BRIEF: What you return should be every record, retyped without a single change.

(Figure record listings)
^^^^

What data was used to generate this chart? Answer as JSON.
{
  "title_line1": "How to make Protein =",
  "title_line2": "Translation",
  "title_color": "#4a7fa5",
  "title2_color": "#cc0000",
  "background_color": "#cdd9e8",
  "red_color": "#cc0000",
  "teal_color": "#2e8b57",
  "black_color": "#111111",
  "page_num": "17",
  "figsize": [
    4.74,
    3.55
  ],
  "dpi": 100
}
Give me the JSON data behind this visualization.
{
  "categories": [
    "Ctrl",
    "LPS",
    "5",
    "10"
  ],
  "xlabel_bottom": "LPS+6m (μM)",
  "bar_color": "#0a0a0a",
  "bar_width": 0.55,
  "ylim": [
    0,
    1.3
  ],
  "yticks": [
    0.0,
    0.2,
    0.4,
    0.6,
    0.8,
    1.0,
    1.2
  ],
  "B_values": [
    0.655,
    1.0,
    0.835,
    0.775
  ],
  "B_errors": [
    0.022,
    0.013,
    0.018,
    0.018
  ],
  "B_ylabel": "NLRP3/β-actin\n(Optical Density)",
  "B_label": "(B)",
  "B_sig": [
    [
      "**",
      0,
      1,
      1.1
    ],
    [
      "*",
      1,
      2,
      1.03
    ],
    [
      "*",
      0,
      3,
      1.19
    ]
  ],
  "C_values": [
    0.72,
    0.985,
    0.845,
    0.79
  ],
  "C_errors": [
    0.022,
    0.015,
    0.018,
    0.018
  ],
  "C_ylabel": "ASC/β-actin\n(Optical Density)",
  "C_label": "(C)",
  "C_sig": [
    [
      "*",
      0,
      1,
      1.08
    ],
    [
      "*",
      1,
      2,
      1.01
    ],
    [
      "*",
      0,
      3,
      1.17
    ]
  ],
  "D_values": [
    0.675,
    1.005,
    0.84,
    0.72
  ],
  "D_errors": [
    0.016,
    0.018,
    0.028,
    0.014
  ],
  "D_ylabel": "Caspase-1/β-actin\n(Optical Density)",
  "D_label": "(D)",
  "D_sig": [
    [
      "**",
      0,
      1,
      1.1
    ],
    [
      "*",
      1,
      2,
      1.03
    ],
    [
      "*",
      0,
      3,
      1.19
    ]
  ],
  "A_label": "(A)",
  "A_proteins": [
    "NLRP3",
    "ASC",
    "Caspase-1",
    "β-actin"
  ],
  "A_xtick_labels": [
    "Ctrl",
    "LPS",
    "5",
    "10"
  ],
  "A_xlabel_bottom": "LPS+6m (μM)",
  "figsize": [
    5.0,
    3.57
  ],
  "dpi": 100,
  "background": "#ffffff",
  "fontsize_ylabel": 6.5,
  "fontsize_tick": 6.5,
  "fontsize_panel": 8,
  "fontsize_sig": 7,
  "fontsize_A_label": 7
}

^^^^

TASK SOLUTION:
What data was used to generate this chart? Answer as JSON.
{
  "title_line1": "How to make Protein =",
  "title_line2": "Translation",
  "title_color": "#4a7fa5",
  "title2_color": "#cc0000",
  "background_color": "#cdd9e8",
  "red_color": "#cc0000",
  "teal_color": "#2e8b57",
  "black_color": "#111111",
  "page_num": "17",
  "figsize": [
    4.74,
    3.55
  ],
  "dpi": 100
}
Give me the JSON data behind this visualization.
{
  "categories": [
    "Ctrl",
    "LPS",
    "5",
    "10"
  ],
  "xlabel_bottom": "LPS+6m (μM)",
  "bar_color": "#0a0a0a",
  "bar_width": 0.55,
  "ylim": [
    0,
    1.3
  ],
  "yticks": [
    0.0,
    0.2,
    0.4,
    0.6,
    0.8,
    1.0,
    1.2
  ],
  "B_values": [
    0.655,
    1.0,
    0.835,
    0.775
  ],
  "B_errors": [
    0.022,
    0.013,
    0.018,
    0.018
  ],
  "B_ylabel": "NLRP3/β-actin\n(Optical Density)",
  "B_label": "(B)",
  "B_sig": [
    [
      "**",
      0,
      1,
      1.1
    ],
    [
      "*",
      1,
      2,
      1.03
    ],
    [
      "*",
      0,
      3,
      1.19
    ]
  ],
  "C_values": [
    0.72,
    0.985,
    0.845,
    0.79
  ],
  "C_errors": [
    0.022,
    0.015,
    0.018,
    0.018
  ],
  "C_ylabel": "ASC/β-actin\n(Optical Density)",
  "C_label": "(C)",
  "C_sig": [
    [
      "*",
      0,
      1,
      1.08
    ],
    [
      "*",
      1,
      2,
      1.01
    ],
    [
      "*",
      0,
      3,
      1.17
    ]
  ],
  "D_values": [
    0.675,
    1.005,
    0.84,
    0.72
  ],
  "D_errors": [
    0.016,
    0.018,
    0.028,
    0.014
  ],
  "D_ylabel": "Caspase-1/β-actin\n(Optical Density)",
  "D_label": "(D)",
  "D_sig": [
    [
      "**",
      0,
      1,
      1.1
    ],
    [
      "*",
      1,
      2,
      1.03
    ],
    [
      "*",
      0,
      3,
      1.19
    ]
  ],
  "A_label": "(A)",
  "A_proteins": [
    "NLRP3",
    "ASC",
    "Caspase-1",
    "β-actin"
  ],
  "A_xtick_labels": [
    "Ctrl",
    "LPS",
    "5",
    "10"
  ],
  "A_xlabel_bottom": "LPS+6m (μM)",
  "figsize": [
    5.0,
    3.57
  ],
  "dpi": 100,
  "background": "#ffffff",
  "fontsize_ylabel": 6.5,
  "fontsize_tick": 6.5,
  "fontsize_panel": 8,
  "fontsize_sig": 7,
  "fontsize_A_label": 7
}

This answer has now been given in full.